--- Material provided ---

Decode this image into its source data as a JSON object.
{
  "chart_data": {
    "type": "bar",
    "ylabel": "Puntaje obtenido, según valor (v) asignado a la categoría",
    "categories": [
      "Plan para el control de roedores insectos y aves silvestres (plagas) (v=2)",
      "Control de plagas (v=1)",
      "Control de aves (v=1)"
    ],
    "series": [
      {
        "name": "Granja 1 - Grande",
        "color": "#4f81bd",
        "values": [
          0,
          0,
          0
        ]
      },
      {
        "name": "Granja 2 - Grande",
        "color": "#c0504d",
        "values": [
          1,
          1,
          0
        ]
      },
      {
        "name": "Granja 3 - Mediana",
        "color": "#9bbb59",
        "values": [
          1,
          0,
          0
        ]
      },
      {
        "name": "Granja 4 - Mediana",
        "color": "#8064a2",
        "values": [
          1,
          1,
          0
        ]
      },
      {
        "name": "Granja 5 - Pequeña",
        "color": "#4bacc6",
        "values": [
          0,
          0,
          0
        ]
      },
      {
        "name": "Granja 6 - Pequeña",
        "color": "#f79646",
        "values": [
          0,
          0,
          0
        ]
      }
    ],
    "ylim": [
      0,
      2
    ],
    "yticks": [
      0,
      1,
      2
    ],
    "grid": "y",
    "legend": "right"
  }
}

--- Goal ---
Exact copies of all the records are required.

--- Correct output ---
Decode this image into its source data as a JSON object.
{
  "chart_data": {
    "type": "bar",
    "ylabel": "Puntaje obtenido, según valor (v) asignado a la categoría",
    "categories": [
      "Plan para el control de roedores insectos y aves silvestres (plagas) (v=2)",
      "Control de plagas (v=1)",
      "Control de aves (v=1)"
    ],
    "series": [
      {
        "name": "Granja 1 - Grande",
        "color": "#4f81bd",
        "values": [
          0,
          0,
          0
        ]
      },
      {
        "name": "Granja 2 - Grande",
        "color": "#c0504d",
        "values": [
          1,
          1,
          0
        ]
      },
      {
        "name": "Granja 3 - Mediana",
        "color": "#9bbb59",
        "values": [
          1,
          0,
          0
        ]
      },
      {
        "name": "Granja 4 - Mediana",
        "color": "#8064a2",
        "values": [
          1,
          1,
          0
        ]
      },
      {
        "name": "Granja 5 - Pequeña",
        "color": "#4bacc6",
        "values": [
          0,
          0,
          0
        ]
      },
      {
        "name": "Granja 6 - Pequeña",
        "color": "#f79646",
        "values": [
          0,
          0,
          0
        ]
      }
    ],
    "ylim": [
      0,
      2
    ],
    "yticks": [
      0,
      1,
      2
    ],
    "grid": "y",
    "legend": "right"
  }
}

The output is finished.